### What to do:
Repeat the entries that follow verbatim, without any of their pictures.

### Data provided:
◆ ◆ ◆ ◆
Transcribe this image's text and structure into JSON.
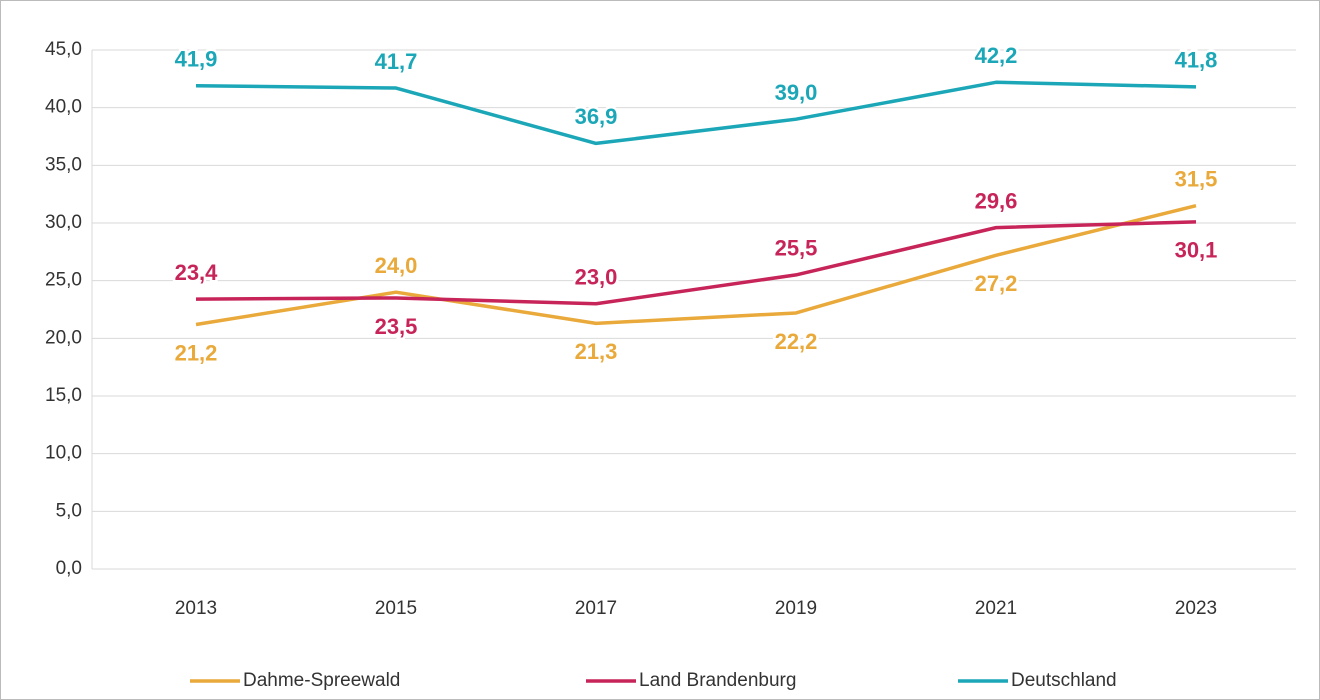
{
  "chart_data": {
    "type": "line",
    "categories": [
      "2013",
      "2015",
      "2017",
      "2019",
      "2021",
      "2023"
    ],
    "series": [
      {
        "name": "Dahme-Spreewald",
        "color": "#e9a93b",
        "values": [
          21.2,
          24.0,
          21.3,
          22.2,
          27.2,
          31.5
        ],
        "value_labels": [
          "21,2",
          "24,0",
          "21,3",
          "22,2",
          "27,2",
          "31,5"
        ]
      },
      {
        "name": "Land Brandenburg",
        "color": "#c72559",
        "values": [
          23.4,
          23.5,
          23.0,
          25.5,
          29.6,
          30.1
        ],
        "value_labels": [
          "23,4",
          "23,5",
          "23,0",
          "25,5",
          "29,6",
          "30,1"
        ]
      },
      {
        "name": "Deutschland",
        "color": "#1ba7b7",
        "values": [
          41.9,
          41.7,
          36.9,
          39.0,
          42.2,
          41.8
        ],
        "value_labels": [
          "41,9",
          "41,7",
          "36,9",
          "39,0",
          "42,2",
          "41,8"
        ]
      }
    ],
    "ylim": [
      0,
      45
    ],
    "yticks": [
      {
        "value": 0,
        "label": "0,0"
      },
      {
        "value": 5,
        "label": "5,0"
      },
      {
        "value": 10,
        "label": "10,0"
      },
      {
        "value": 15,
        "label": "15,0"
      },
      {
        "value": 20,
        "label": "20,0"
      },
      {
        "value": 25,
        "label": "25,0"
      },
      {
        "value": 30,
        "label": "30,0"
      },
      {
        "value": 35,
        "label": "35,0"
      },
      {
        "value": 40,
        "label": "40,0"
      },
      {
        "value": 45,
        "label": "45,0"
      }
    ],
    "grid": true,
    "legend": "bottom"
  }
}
◆ ◆ ◆ ◆
### Task output:
Transcribe this image's text and structure into JSON.
{
  "chart_data": {
    "type": "line",
    "categories": [
      "2013",
      "2015",
      "2017",
      "2019",
      "2021",
      "2023"
    ],
    "series": [
      {
        "name": "Dahme-Spreewald",
        "color": "#e9a93b",
        "values": [
          21.2,
          24.0,
          21.3,
          22.2,
          27.2,
          31.5
        ],
        "value_labels": [
          "21,2",
          "24,0",
          "21,3",
          "22,2",
          "27,2",
          "31,5"
        ]
      },
      {
        "name": "Land Brandenburg",
        "color": "#c72559",
        "values": [
          23.4,
          23.5,
          23.0,
          25.5,
          29.6,
          30.1
        ],
        "value_labels": [
          "23,4",
          "23,5",
          "23,0",
          "25,5",
          "29,6",
          "30,1"
        ]
      },
      {
        "name": "Deutschland",
        "color": "#1ba7b7",
        "values": [
          41.9,
          41.7,
          36.9,
          39.0,
          42.2,
          41.8
        ],
        "value_labels": [
          "41,9",
          "41,7",
          "36,9",
          "39,0",
          "42,2",
          "41,8"
        ]
      }
    ],
    "ylim": [
      0,
      45
    ],
    "yticks": [
      {
        "value": 0,
        "label": "0,0"
      },
      {
        "value": 5,
        "label": "5,0"
      },
      {
        "value": 10,
        "label": "10,0"
      },
      {
        "value": 15,
        "label": "15,0"
      },
      {
        "value": 20,
        "label": "20,0"
      },
      {
        "value": 25,
        "label": "25,0"
      },
      {
        "value": 30,
        "label": "30,0"
      },
      {
        "value": 35,
        "label": "35,0"
      },
      {
        "value": 40,
        "label": "40,0"
      },
      {
        "value": 45,
        "label": "45,0"
      }
    ],
    "grid": true,
    "legend": "bottom"
  }
}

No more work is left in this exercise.